╔══

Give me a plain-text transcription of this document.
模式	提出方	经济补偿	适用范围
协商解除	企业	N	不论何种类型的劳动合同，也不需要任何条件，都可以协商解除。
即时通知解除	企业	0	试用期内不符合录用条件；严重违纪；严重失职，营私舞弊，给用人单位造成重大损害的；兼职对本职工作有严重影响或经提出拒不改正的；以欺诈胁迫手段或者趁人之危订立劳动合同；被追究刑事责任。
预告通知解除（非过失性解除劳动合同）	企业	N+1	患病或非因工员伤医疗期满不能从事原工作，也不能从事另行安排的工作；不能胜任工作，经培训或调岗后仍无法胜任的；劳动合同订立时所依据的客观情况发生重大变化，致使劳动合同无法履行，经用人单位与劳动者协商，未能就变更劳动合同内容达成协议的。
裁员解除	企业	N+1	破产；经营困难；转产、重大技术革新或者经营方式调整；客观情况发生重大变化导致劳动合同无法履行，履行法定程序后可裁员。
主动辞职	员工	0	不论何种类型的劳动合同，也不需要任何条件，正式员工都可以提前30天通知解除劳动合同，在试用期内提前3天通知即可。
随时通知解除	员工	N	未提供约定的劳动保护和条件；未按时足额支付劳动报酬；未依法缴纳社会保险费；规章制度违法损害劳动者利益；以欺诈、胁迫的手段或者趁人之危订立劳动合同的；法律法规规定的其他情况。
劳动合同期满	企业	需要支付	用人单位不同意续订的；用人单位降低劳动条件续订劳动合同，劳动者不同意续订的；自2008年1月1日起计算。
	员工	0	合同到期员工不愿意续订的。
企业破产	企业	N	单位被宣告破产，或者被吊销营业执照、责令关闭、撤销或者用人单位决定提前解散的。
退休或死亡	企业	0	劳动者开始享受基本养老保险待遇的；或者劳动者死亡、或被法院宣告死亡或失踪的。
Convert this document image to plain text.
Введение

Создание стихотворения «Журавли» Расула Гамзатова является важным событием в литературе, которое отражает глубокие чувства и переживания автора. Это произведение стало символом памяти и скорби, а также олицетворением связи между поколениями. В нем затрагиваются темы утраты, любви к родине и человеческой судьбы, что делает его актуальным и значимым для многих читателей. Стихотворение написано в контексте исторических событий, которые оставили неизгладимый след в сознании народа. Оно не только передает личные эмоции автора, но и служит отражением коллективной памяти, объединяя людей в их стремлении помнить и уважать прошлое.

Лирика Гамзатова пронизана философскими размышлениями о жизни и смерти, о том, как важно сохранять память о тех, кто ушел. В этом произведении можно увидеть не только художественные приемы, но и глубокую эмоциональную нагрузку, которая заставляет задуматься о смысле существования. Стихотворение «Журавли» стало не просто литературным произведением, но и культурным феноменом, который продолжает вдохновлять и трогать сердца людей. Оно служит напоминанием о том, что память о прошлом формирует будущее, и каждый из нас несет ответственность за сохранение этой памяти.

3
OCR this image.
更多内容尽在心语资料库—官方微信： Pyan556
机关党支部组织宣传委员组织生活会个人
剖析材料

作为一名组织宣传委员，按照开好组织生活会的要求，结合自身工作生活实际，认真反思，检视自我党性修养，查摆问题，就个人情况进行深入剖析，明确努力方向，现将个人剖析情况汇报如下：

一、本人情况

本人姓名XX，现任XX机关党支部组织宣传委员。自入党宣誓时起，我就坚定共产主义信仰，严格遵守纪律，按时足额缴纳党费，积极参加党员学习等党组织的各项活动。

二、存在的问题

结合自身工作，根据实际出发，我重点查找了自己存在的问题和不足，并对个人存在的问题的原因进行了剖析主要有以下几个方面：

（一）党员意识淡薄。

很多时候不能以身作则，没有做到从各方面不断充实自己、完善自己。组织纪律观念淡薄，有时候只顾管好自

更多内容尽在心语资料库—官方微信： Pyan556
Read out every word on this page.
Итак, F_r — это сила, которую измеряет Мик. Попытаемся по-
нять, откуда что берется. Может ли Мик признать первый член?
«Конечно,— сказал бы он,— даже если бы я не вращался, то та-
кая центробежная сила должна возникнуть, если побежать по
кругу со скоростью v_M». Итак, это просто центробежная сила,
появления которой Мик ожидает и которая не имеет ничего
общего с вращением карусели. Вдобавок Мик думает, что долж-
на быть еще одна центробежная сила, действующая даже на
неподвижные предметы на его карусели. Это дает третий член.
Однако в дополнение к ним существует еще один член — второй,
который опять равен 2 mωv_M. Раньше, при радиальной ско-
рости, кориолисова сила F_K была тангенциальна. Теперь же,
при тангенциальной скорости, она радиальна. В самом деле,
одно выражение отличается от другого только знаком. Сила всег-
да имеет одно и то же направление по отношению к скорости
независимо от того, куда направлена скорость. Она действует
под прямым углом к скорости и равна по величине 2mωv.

╚══

**WRITTEN EXERCISE:** Search the records for the word "скорости" and copy every line where it occurs.

**ANSWER TO THE TASK:**
при тангенциальной скорости, она радиальна. В самом деле,
да имеет одно и то же направление по отношению к скорости
под прямым углом к скорости и равна по величине 2mωv.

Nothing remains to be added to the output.